▶ Instructions to follow: In the data, extract each line that holds the string "trend".

— BEGIN Data shown —

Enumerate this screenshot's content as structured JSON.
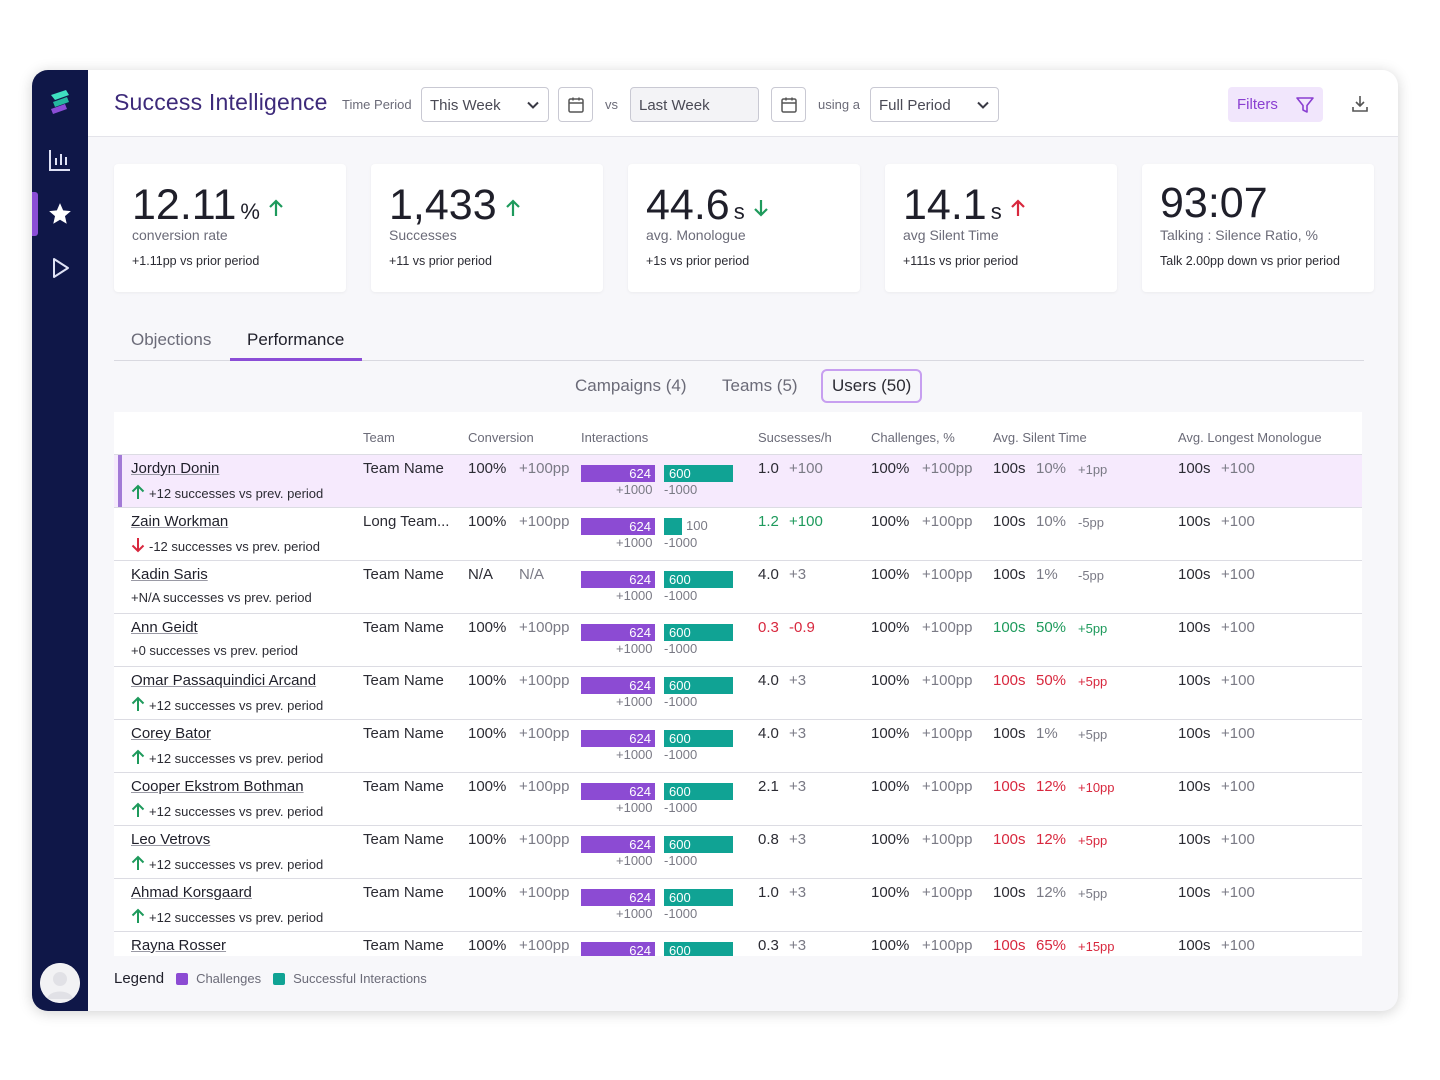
{
  "app": {
    "title": "Success Intelligence"
  },
  "header": {
    "time_period_label": "Time Period",
    "time_period_value": "This Week",
    "vs_label": "vs",
    "compare_value": "Last Week",
    "using_label": "using a",
    "mode_value": "Full Period",
    "filters_label": "Filters"
  },
  "kpis": [
    {
      "value": "12.11",
      "unit": "%",
      "trend": "up",
      "label": "conversion rate",
      "sub": "+1.11pp vs prior period"
    },
    {
      "value": "1,433",
      "unit": "",
      "trend": "up",
      "label": "Successes",
      "sub": "+11 vs prior period"
    },
    {
      "value": "44.6",
      "unit": "s",
      "trend": "down-green",
      "label": "avg. Monologue",
      "sub": "+1s vs prior period"
    },
    {
      "value": "14.1",
      "unit": "s",
      "trend": "up-red",
      "label": "avg Silent Time",
      "sub": "+111s vs prior period"
    },
    {
      "value": "93:07",
      "unit": "",
      "trend": "none",
      "label": "Talking : Silence Ratio, %",
      "sub": "Talk 2.00pp down vs prior period"
    }
  ],
  "tabs": [
    "Objections",
    "Performance"
  ],
  "subtabs": [
    "Campaigns (4)",
    "Teams (5)",
    "Users (50)"
  ],
  "columns": [
    "Team",
    "Conversion",
    "Interactions",
    "Sucsesses/h",
    "Challenges, %",
    "Avg. Silent Time",
    "Avg. Longest Monologue"
  ],
  "rows": [
    {
      "name": "Jordyn Donin",
      "arrow": "up",
      "sub": "+12 successes vs prev. period",
      "team": "Team Name",
      "conv": "100%",
      "conv_d": "+100pp",
      "i1": "624",
      "i2": "600",
      "i1d": "+1000",
      "i2d": "-1000",
      "sph": "1.0",
      "sph_d": "+100",
      "sph_c": "",
      "ch": "100%",
      "ch_d": "+100pp",
      "st": "100s",
      "st_p": "10%",
      "st_d": "+1pp",
      "st_c": "",
      "lm": "100s",
      "lm_d": "+100"
    },
    {
      "name": "Zain Workman",
      "arrow": "down",
      "sub": "-12 successes vs prev. period",
      "team": "Long Team...",
      "conv": "100%",
      "conv_d": "+100pp",
      "i1": "624",
      "i2": "100",
      "i1d": "+1000",
      "i2d": "-1000",
      "sph": "1.2",
      "sph_d": "+100",
      "sph_c": "green",
      "ch": "100%",
      "ch_d": "+100pp",
      "st": "100s",
      "st_p": "10%",
      "st_d": "-5pp",
      "st_c": "",
      "lm": "100s",
      "lm_d": "+100"
    },
    {
      "name": "Kadin Saris",
      "arrow": "none",
      "sub": "+N/A successes vs prev. period",
      "team": "Team Name",
      "conv": "N/A",
      "conv_d": "N/A",
      "i1": "624",
      "i2": "600",
      "i1d": "+1000",
      "i2d": "-1000",
      "sph": "4.0",
      "sph_d": "+3",
      "sph_c": "",
      "ch": "100%",
      "ch_d": "+100pp",
      "st": "100s",
      "st_p": "1%",
      "st_d": "-5pp",
      "st_c": "",
      "lm": "100s",
      "lm_d": "+100"
    },
    {
      "name": "Ann Geidt",
      "arrow": "none",
      "sub": "+0 successes vs prev. period",
      "team": "Team Name",
      "conv": "100%",
      "conv_d": "+100pp",
      "i1": "624",
      "i2": "600",
      "i1d": "+1000",
      "i2d": "-1000",
      "sph": "0.3",
      "sph_d": "-0.9",
      "sph_c": "red",
      "ch": "100%",
      "ch_d": "+100pp",
      "st": "100s",
      "st_p": "50%",
      "st_d": "+5pp",
      "st_c": "green",
      "lm": "100s",
      "lm_d": "+100"
    },
    {
      "name": "Omar Passaquindici Arcand",
      "arrow": "up",
      "sub": "+12 successes vs prev. period",
      "team": "Team Name",
      "conv": "100%",
      "conv_d": "+100pp",
      "i1": "624",
      "i2": "600",
      "i1d": "+1000",
      "i2d": "-1000",
      "sph": "4.0",
      "sph_d": "+3",
      "sph_c": "",
      "ch": "100%",
      "ch_d": "+100pp",
      "st": "100s",
      "st_p": "50%",
      "st_d": "+5pp",
      "st_c": "red",
      "lm": "100s",
      "lm_d": "+100"
    },
    {
      "name": "Corey Bator",
      "arrow": "up",
      "sub": "+12 successes vs prev. period",
      "team": "Team Name",
      "conv": "100%",
      "conv_d": "+100pp",
      "i1": "624",
      "i2": "600",
      "i1d": "+1000",
      "i2d": "-1000",
      "sph": "4.0",
      "sph_d": "+3",
      "sph_c": "",
      "ch": "100%",
      "ch_d": "+100pp",
      "st": "100s",
      "st_p": "1%",
      "st_d": "+5pp",
      "st_c": "",
      "lm": "100s",
      "lm_d": "+100"
    },
    {
      "name": "Cooper Ekstrom Bothman",
      "arrow": "up",
      "sub": "+12 successes vs prev. period",
      "team": "Team Name",
      "conv": "100%",
      "conv_d": "+100pp",
      "i1": "624",
      "i2": "600",
      "i1d": "+1000",
      "i2d": "-1000",
      "sph": "2.1",
      "sph_d": "+3",
      "sph_c": "",
      "ch": "100%",
      "ch_d": "+100pp",
      "st": "100s",
      "st_p": "12%",
      "st_d": "+10pp",
      "st_c": "red",
      "lm": "100s",
      "lm_d": "+100"
    },
    {
      "name": "Leo Vetrovs",
      "arrow": "up",
      "sub": "+12 successes vs prev. period",
      "team": "Team Name",
      "conv": "100%",
      "conv_d": "+100pp",
      "i1": "624",
      "i2": "600",
      "i1d": "+1000",
      "i2d": "-1000",
      "sph": "0.8",
      "sph_d": "+3",
      "sph_c": "",
      "ch": "100%",
      "ch_d": "+100pp",
      "st": "100s",
      "st_p": "12%",
      "st_d": "+5pp",
      "st_c": "red",
      "lm": "100s",
      "lm_d": "+100"
    },
    {
      "name": "Ahmad Korsgaard",
      "arrow": "up",
      "sub": "+12 successes vs prev. period",
      "team": "Team Name",
      "conv": "100%",
      "conv_d": "+100pp",
      "i1": "624",
      "i2": "600",
      "i1d": "+1000",
      "i2d": "-1000",
      "sph": "1.0",
      "sph_d": "+3",
      "sph_c": "",
      "ch": "100%",
      "ch_d": "+100pp",
      "st": "100s",
      "st_p": "12%",
      "st_d": "+5pp",
      "st_c": "",
      "lm": "100s",
      "lm_d": "+100"
    },
    {
      "name": "Rayna Rosser",
      "arrow": "none",
      "sub": "",
      "team": "Team Name",
      "conv": "100%",
      "conv_d": "+100pp",
      "i1": "624",
      "i2": "600",
      "i1d": "",
      "i2d": "",
      "sph": "0.3",
      "sph_d": "+3",
      "sph_c": "",
      "ch": "100%",
      "ch_d": "+100pp",
      "st": "100s",
      "st_p": "65%",
      "st_d": "+15pp",
      "st_c": "red",
      "lm": "100s",
      "lm_d": "+100"
    }
  ],
  "legend": {
    "title": "Legend",
    "items": [
      "Challenges",
      "Successful Interactions"
    ]
  },
  "colors": {
    "sidebar": "#0f1748",
    "accent": "#8b4dd6",
    "challenges": "#8c4bd3",
    "success": "#10a394",
    "positive": "#1e9a5c",
    "negative": "#d8283e"
  }
}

— END Data shown —

▶ Solution:
      "trend": "up",
      "trend": "up",
      "trend": "down-green",
      "trend": "up-red",
      "trend": "none",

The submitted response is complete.